▶ **OBJECTIVE**
Lines that hold the word "ABC是直线" should be located and copied.

[Saved entries]
•••••

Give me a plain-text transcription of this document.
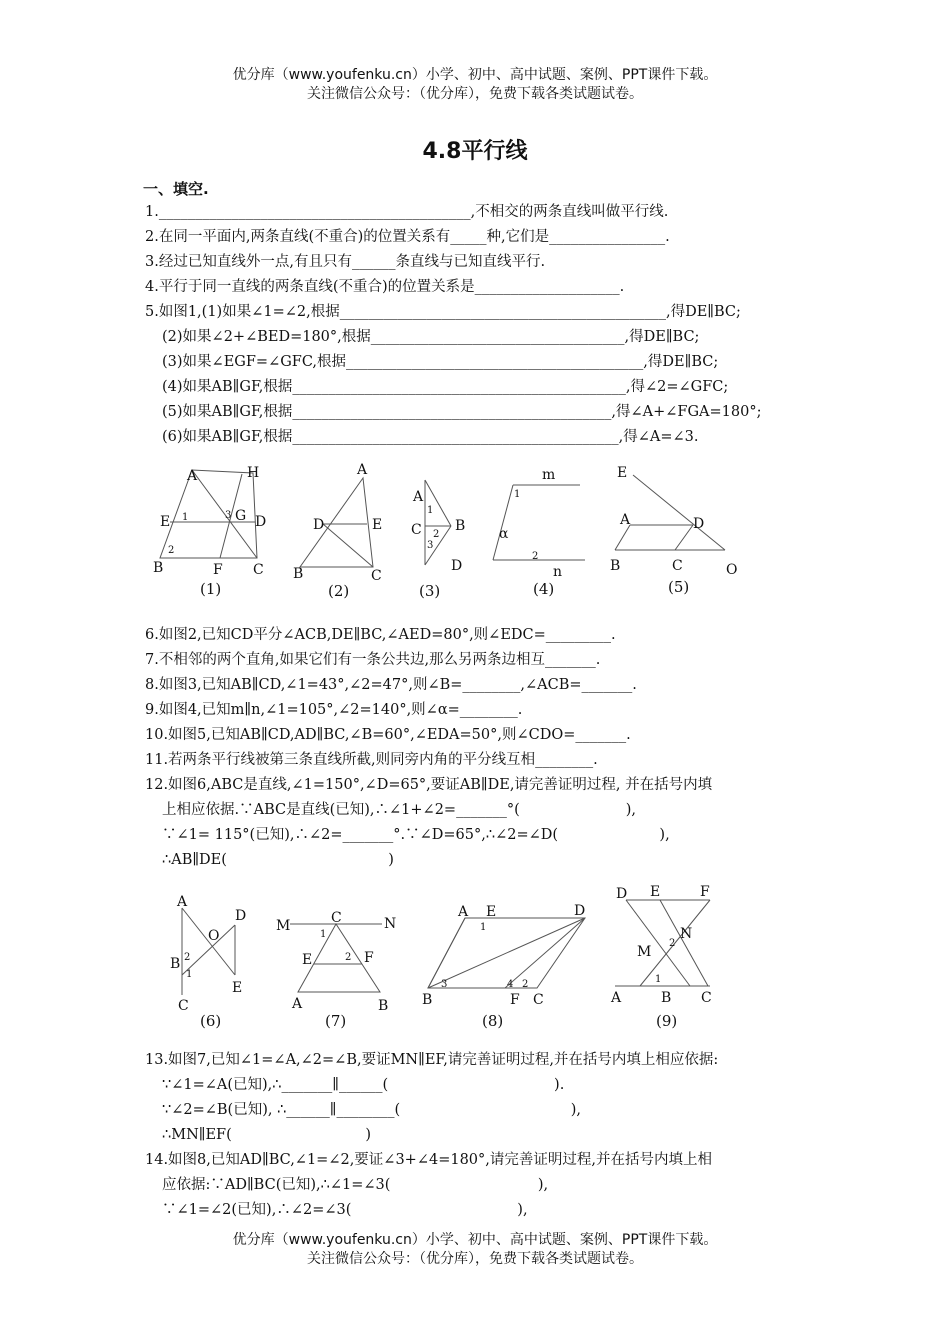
优分库（www.youfenku.cn）小学、初中、高中试题、案例、PPT课件下载。
关注微信公众号：（优分库），免费下载各类试题试卷。
4.8平行线
一、填空.
1.___________________________________________,不相交的两条直线叫做平行线.
2.在同一平面内,两条直线(不重合)的位置关系有_____种,它们是________________.
3.经过已知直线外一点,有且只有______条直线与已知直线平行.
4.平行于同一直线的两条直线(不重合)的位置关系是____________________.
5.如图1,(1)如果∠1=∠2,根据_____________________________________________,得DE∥BC;
(2)如果∠2+∠BED=180°,根据___________________________________,得DE∥BC;
(3)如果∠EGF=∠GFC,根据_________________________________________,得DE∥BC;
(4)如果AB∥GF,根据______________________________________________,得∠2=∠GFC;
(5)如果AB∥GF,根据____________________________________________,得∠A+∠FGA=180°;
(6)如果AB∥GF,根据_____________________________________________,得∠A=∠3.
A	H
E	D
G
1	3
2
B	F C
A
D	E
B	C
A
C B
D
1
2
3
m
1
α
2
n
E
A	D
B	C	O
(1)	(2)	(3)	(4)	(5)
6.如图2,已知CD平分∠ACB,DE∥BC,∠AED=80°,则∠EDC=_________.
7.不相邻的两个直角,如果它们有一条公共边,那么另两条边相互_______.
8.如图3,已知AB∥CD,∠1=43°,∠2=47°,则∠B=________,∠ACB=_______.
9.如图4,已知m∥n,∠1=105°,∠2=140°,则∠α=________.
10.如图5,已知AB∥CD,AD∥BC,∠B=60°,∠EDA=50°,则∠CDO=_______.
11.若两条平行线被第三条直线所截,则同旁内角的平分线互相________.
12.如图6,ABC是直线,∠1=150°,∠D=65°,要证AB∥DE,请完善证明过程, 并在括号内填
上相应依据.∵ABC是直线(已知),∴∠1+∠2=_______°(                       ),
∵∠1= 115°(已知),∴∠2=_______°.∵∠D=65°,∴∠2=∠D(                      ),
∴AB∥DE(                                   )
A
D
O
B 2
1
E
C
M	C	N
1
E	2 F
A	B
A E	D
1
B
3	4 2
F C
D E	F
M
2
N
1
A	B C
(6)	(7)	(8)	(9)
13.如图7,已知∠1=∠A,∠2=∠B,要证MN∥EF,请完善证明过程,并在括号内填上相应依据:
∵∠1=∠A(已知),∴_______∥______(                                    ).
∵∠2=∠B(已知), ∴______∥________(                                     ),
∴MN∥EF(                             )
14.如图8,已知AD∥BC,∠1=∠2,要证∠3+∠4=180°,请完善证明过程,并在括号内填上相
应依据:∵AD∥BC(已知),∴∠1=∠3(                                ),
∵∠1=∠2(已知),∴∠2=∠3(                                    ),
优分库（www.youfenku.cn）小学、初中、高中试题、案例、PPT课件下载。
关注微信公众号：（优分库），免费下载各类试题试卷。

•••••

▶ **FINAL ANSWER**
12.如图6,ABC是直线,∠1=150°,∠D=65°,要证AB∥DE,请完善证明过程, 并在括号内填
上相应依据.∵ABC是直线(已知),∴∠1+∠2=_______°(                       ),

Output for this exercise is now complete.